*Set task*. Write out all the material exactly. Leave nothing out.

>> BEGIN Records shown

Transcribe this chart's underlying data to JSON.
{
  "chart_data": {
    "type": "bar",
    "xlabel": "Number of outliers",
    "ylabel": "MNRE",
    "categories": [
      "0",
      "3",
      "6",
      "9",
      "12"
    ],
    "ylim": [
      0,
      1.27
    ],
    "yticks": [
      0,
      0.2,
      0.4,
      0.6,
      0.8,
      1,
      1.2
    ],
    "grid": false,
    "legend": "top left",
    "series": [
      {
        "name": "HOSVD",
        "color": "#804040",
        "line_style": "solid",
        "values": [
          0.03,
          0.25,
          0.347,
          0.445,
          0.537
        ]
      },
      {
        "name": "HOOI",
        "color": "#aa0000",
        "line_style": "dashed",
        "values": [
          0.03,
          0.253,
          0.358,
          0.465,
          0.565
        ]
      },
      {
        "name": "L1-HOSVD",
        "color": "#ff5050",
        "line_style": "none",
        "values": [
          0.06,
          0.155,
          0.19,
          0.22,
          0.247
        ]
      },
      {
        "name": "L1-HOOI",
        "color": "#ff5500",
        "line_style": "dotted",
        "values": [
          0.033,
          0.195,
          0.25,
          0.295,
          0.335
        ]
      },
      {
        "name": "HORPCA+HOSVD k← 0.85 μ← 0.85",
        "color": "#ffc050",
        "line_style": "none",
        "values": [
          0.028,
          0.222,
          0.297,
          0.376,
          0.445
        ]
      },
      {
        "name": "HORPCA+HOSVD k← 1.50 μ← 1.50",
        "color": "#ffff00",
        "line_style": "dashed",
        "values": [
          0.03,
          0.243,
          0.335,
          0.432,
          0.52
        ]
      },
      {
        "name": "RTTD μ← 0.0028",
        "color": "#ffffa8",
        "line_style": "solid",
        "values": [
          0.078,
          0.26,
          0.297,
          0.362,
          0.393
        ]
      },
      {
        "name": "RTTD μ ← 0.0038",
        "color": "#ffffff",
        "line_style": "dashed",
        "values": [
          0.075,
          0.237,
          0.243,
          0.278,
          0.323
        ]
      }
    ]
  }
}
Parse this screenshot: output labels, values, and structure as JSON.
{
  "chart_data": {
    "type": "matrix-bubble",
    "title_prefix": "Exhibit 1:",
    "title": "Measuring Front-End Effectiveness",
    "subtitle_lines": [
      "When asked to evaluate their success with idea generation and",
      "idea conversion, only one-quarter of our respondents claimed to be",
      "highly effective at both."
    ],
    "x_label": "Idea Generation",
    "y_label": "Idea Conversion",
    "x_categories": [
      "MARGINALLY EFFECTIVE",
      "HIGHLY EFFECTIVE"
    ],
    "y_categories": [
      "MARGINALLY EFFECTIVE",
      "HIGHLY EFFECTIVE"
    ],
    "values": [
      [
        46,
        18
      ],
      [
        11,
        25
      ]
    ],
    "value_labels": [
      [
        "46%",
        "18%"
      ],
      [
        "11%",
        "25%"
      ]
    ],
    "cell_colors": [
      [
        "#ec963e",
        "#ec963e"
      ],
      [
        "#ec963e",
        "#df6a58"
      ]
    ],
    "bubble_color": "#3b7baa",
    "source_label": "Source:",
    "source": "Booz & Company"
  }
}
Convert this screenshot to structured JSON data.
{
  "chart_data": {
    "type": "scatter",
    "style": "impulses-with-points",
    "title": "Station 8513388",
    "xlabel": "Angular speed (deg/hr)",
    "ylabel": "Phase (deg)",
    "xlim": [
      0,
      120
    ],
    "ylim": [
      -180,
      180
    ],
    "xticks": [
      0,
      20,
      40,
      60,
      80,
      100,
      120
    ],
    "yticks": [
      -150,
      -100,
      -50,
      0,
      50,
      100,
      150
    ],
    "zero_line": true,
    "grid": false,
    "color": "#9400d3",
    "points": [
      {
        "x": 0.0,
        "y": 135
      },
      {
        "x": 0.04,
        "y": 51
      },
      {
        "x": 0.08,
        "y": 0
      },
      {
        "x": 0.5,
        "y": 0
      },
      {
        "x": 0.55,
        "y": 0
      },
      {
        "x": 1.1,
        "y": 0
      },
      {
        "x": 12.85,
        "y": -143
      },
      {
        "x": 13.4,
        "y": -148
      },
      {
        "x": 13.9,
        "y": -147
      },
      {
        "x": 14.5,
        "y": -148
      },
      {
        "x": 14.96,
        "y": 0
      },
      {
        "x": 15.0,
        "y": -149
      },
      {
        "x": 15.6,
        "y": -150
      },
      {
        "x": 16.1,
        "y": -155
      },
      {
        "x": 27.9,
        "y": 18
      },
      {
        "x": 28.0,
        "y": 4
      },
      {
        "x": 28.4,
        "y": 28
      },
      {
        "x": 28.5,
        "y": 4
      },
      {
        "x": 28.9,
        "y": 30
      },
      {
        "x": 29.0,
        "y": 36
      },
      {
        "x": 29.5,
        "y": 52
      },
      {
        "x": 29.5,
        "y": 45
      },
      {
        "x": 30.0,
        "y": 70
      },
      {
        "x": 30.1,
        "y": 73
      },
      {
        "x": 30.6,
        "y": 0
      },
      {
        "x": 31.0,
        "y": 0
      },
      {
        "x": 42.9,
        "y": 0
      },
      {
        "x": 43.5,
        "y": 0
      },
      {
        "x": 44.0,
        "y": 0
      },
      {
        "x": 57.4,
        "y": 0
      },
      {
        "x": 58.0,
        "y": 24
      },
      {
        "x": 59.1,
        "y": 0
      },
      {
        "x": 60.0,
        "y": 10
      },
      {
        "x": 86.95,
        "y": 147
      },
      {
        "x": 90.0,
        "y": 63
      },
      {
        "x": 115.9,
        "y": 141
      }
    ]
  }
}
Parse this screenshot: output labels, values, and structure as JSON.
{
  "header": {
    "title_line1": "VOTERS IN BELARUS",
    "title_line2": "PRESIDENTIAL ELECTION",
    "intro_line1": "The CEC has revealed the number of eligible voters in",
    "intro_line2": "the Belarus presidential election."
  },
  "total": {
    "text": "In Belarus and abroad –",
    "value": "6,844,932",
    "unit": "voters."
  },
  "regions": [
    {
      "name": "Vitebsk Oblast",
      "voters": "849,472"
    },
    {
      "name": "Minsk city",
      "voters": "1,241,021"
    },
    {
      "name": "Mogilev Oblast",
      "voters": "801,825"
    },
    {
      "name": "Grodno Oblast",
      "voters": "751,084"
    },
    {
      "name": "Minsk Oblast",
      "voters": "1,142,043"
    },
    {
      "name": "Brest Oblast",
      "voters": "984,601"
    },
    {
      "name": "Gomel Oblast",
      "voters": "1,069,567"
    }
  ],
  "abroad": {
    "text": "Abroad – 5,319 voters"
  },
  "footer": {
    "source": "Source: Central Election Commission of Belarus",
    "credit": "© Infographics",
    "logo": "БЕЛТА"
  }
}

>> END Records shown

*Response below*.
Transcribe this chart's underlying data to JSON.
{
  "chart_data": {
    "type": "bar",
    "xlabel": "Number of outliers",
    "ylabel": "MNRE",
    "categories": [
      "0",
      "3",
      "6",
      "9",
      "12"
    ],
    "ylim": [
      0,
      1.27
    ],
    "yticks": [
      0,
      0.2,
      0.4,
      0.6,
      0.8,
      1,
      1.2
    ],
    "grid": false,
    "legend": "top left",
    "series": [
      {
        "name": "HOSVD",
        "color": "#804040",
        "line_style": "solid",
        "values": [
          0.03,
          0.25,
          0.347,
          0.445,
          0.537
        ]
      },
      {
        "name": "HOOI",
        "color": "#aa0000",
        "line_style": "dashed",
        "values": [
          0.03,
          0.253,
          0.358,
          0.465,
          0.565
        ]
      },
      {
        "name": "L1-HOSVD",
        "color": "#ff5050",
        "line_style": "none",
        "values": [
          0.06,
          0.155,
          0.19,
          0.22,
          0.247
        ]
      },
      {
        "name": "L1-HOOI",
        "color": "#ff5500",
        "line_style": "dotted",
        "values": [
          0.033,
          0.195,
          0.25,
          0.295,
          0.335
        ]
      },
      {
        "name": "HORPCA+HOSVD k← 0.85 μ← 0.85",
        "color": "#ffc050",
        "line_style": "none",
        "values": [
          0.028,
          0.222,
          0.297,
          0.376,
          0.445
        ]
      },
      {
        "name": "HORPCA+HOSVD k← 1.50 μ← 1.50",
        "color": "#ffff00",
        "line_style": "dashed",
        "values": [
          0.03,
          0.243,
          0.335,
          0.432,
          0.52
        ]
      },
      {
        "name": "RTTD μ← 0.0028",
        "color": "#ffffa8",
        "line_style": "solid",
        "values": [
          0.078,
          0.26,
          0.297,
          0.362,
          0.393
        ]
      },
      {
        "name": "RTTD μ ← 0.0038",
        "color": "#ffffff",
        "line_style": "dashed",
        "values": [
          0.075,
          0.237,
          0.243,
          0.278,
          0.323
        ]
      }
    ]
  }
}
Parse this screenshot: output labels, values, and structure as JSON.
{
  "chart_data": {
    "type": "matrix-bubble",
    "title_prefix": "Exhibit 1:",
    "title": "Measuring Front-End Effectiveness",
    "subtitle_lines": [
      "When asked to evaluate their success with idea generation and",
      "idea conversion, only one-quarter of our respondents claimed to be",
      "highly effective at both."
    ],
    "x_label": "Idea Generation",
    "y_label": "Idea Conversion",
    "x_categories": [
      "MARGINALLY EFFECTIVE",
      "HIGHLY EFFECTIVE"
    ],
    "y_categories": [
      "MARGINALLY EFFECTIVE",
      "HIGHLY EFFECTIVE"
    ],
    "values": [
      [
        46,
        18
      ],
      [
        11,
        25
      ]
    ],
    "value_labels": [
      [
        "46%",
        "18%"
      ],
      [
        "11%",
        "25%"
      ]
    ],
    "cell_colors": [
      [
        "#ec963e",
        "#ec963e"
      ],
      [
        "#ec963e",
        "#df6a58"
      ]
    ],
    "bubble_color": "#3b7baa",
    "source_label": "Source:",
    "source": "Booz & Company"
  }
}
Convert this screenshot to structured JSON data.
{
  "chart_data": {
    "type": "scatter",
    "style": "impulses-with-points",
    "title": "Station 8513388",
    "xlabel": "Angular speed (deg/hr)",
    "ylabel": "Phase (deg)",
    "xlim": [
      0,
      120
    ],
    "ylim": [
      -180,
      180
    ],
    "xticks": [
      0,
      20,
      40,
      60,
      80,
      100,
      120
    ],
    "yticks": [
      -150,
      -100,
      -50,
      0,
      50,
      100,
      150
    ],
    "zero_line": true,
    "grid": false,
    "color": "#9400d3",
    "points": [
      {
        "x": 0.0,
        "y": 135
      },
      {
        "x": 0.04,
        "y": 51
      },
      {
        "x": 0.08,
        "y": 0
      },
      {
        "x": 0.5,
        "y": 0
      },
      {
        "x": 0.55,
        "y": 0
      },
      {
        "x": 1.1,
        "y": 0
      },
      {
        "x": 12.85,
        "y": -143
      },
      {
        "x": 13.4,
        "y": -148
      },
      {
        "x": 13.9,
        "y": -147
      },
      {
        "x": 14.5,
        "y": -148
      },
      {
        "x": 14.96,
        "y": 0
      },
      {
        "x": 15.0,
        "y": -149
      },
      {
        "x": 15.6,
        "y": -150
      },
      {
        "x": 16.1,
        "y": -155
      },
      {
        "x": 27.9,
        "y": 18
      },
      {
        "x": 28.0,
        "y": 4
      },
      {
        "x": 28.4,
        "y": 28
      },
      {
        "x": 28.5,
        "y": 4
      },
      {
        "x": 28.9,
        "y": 30
      },
      {
        "x": 29.0,
        "y": 36
      },
      {
        "x": 29.5,
        "y": 52
      },
      {
        "x": 29.5,
        "y": 45
      },
      {
        "x": 30.0,
        "y": 70
      },
      {
        "x": 30.1,
        "y": 73
      },
      {
        "x": 30.6,
        "y": 0
      },
      {
        "x": 31.0,
        "y": 0
      },
      {
        "x": 42.9,
        "y": 0
      },
      {
        "x": 43.5,
        "y": 0
      },
      {
        "x": 44.0,
        "y": 0
      },
      {
        "x": 57.4,
        "y": 0
      },
      {
        "x": 58.0,
        "y": 24
      },
      {
        "x": 59.1,
        "y": 0
      },
      {
        "x": 60.0,
        "y": 10
      },
      {
        "x": 86.95,
        "y": 147
      },
      {
        "x": 90.0,
        "y": 63
      },
      {
        "x": 115.9,
        "y": 141
      }
    ]
  }
}
Parse this screenshot: output labels, values, and structure as JSON.
{
  "header": {
    "title_line1": "VOTERS IN BELARUS",
    "title_line2": "PRESIDENTIAL ELECTION",
    "intro_line1": "The CEC has revealed the number of eligible voters in",
    "intro_line2": "the Belarus presidential election."
  },
  "total": {
    "text": "In Belarus and abroad –",
    "value": "6,844,932",
    "unit": "voters."
  },
  "regions": [
    {
      "name": "Vitebsk Oblast",
      "voters": "849,472"
    },
    {
      "name": "Minsk city",
      "voters": "1,241,021"
    },
    {
      "name": "Mogilev Oblast",
      "voters": "801,825"
    },
    {
      "name": "Grodno Oblast",
      "voters": "751,084"
    },
    {
      "name": "Minsk Oblast",
      "voters": "1,142,043"
    },
    {
      "name": "Brest Oblast",
      "voters": "984,601"
    },
    {
      "name": "Gomel Oblast",
      "voters": "1,069,567"
    }
  ],
  "abroad": {
    "text": "Abroad – 5,319 voters"
  },
  "footer": {
    "source": "Source: Central Election Commission of Belarus",
    "credit": "© Infographics",
    "logo": "БЕЛТА"
  }
}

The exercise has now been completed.